* To be done
Look for the string "Sophistæ" in every line, and copy each line that has it.

(begin)

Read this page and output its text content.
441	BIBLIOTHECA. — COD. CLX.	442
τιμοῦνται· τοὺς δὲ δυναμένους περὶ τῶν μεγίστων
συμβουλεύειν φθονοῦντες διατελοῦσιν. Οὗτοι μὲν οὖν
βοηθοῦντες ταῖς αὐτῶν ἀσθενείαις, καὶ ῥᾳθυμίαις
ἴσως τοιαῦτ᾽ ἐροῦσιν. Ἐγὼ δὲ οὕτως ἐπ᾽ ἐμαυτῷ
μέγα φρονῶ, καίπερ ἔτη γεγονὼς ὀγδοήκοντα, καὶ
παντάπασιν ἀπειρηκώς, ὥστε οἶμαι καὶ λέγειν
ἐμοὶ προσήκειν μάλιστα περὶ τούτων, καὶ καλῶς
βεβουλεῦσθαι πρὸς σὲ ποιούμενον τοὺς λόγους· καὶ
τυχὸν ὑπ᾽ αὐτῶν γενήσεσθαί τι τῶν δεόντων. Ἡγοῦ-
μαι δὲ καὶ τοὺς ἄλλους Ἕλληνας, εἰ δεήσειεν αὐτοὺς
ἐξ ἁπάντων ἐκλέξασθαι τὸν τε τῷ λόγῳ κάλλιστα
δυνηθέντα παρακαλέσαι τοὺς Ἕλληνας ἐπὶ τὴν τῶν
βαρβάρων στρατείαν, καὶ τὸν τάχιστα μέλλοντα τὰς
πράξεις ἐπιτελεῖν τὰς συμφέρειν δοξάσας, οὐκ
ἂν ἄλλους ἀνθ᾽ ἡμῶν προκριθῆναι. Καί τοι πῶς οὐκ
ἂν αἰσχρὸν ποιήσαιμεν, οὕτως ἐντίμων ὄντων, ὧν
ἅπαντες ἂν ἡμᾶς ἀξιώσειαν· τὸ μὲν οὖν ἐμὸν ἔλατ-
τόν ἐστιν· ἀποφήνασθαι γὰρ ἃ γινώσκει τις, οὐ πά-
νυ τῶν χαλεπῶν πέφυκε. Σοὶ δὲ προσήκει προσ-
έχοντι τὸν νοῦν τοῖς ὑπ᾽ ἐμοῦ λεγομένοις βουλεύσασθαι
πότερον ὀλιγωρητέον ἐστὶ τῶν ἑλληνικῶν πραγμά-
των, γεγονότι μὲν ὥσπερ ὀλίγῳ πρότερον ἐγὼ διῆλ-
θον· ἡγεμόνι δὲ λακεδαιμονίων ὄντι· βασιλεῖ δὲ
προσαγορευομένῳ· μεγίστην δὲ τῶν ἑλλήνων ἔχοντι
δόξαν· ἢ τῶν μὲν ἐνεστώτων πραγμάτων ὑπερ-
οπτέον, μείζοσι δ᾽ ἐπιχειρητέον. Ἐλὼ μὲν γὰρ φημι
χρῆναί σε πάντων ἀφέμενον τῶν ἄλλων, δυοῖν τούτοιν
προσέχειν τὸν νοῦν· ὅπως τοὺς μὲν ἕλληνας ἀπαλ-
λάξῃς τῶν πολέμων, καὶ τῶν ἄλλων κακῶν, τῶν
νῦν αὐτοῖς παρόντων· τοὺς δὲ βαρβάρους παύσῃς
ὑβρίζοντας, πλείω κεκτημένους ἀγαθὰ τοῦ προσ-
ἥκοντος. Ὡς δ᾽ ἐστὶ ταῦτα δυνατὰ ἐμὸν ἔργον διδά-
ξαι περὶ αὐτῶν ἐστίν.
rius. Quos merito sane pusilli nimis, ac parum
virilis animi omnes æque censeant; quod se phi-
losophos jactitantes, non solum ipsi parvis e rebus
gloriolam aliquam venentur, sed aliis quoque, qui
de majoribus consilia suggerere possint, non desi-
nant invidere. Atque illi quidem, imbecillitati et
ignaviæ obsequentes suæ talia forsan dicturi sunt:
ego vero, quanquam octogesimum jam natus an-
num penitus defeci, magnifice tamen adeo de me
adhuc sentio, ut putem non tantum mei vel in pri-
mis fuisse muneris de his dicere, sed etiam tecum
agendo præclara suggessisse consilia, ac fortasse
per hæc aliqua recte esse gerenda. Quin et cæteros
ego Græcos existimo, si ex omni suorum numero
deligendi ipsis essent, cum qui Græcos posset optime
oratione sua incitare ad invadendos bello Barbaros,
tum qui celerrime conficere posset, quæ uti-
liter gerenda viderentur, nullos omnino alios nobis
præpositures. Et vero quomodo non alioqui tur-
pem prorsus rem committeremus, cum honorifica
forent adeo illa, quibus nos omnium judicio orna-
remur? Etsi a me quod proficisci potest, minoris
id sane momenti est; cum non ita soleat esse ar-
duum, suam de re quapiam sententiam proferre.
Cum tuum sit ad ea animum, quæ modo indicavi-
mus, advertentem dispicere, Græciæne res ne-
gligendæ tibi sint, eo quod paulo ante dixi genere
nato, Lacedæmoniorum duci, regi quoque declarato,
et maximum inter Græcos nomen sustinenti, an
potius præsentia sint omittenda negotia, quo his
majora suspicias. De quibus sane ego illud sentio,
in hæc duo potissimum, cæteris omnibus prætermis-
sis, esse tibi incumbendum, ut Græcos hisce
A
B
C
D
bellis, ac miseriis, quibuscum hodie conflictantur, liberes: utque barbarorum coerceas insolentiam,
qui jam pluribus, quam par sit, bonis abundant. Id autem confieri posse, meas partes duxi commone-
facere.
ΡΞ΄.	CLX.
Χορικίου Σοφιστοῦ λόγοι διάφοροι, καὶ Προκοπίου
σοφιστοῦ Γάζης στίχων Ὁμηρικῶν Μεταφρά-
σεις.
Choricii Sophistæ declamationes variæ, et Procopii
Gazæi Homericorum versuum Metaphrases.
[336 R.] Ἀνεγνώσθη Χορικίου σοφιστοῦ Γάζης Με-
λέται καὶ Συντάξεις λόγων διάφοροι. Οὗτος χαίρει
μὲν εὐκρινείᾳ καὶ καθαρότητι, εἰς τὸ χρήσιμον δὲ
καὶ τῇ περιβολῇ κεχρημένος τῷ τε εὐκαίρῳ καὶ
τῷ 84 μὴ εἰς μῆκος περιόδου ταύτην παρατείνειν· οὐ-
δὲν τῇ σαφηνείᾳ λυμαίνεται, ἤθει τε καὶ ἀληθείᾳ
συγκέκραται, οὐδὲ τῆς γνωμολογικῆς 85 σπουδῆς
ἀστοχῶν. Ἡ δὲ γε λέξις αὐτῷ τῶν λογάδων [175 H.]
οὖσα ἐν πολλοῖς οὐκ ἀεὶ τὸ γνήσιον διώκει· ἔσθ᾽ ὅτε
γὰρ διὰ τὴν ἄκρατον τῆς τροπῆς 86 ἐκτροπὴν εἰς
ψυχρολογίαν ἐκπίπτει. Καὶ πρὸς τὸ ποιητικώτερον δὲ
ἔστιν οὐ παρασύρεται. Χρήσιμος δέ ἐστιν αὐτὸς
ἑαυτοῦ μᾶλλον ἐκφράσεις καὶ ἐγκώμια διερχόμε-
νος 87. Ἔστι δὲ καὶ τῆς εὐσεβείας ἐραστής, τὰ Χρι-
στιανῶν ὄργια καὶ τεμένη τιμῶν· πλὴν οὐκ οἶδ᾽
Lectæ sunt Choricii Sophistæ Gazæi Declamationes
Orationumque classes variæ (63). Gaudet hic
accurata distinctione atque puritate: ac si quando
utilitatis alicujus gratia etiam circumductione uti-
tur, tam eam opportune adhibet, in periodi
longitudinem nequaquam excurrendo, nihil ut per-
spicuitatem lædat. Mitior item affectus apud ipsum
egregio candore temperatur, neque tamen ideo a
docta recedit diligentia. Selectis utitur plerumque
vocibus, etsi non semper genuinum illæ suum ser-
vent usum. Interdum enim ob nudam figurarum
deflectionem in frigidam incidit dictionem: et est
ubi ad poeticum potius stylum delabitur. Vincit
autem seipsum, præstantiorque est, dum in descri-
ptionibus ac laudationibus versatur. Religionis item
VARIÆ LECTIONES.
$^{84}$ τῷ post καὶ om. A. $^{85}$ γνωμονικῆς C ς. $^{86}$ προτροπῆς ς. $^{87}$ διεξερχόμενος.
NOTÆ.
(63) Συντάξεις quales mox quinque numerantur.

(end)

* Answer to the exercise
Choricii Sophistæ declamationes variæ, et Procopii
Lectæ sunt Choricii Sophistæ Gazæi Declamationes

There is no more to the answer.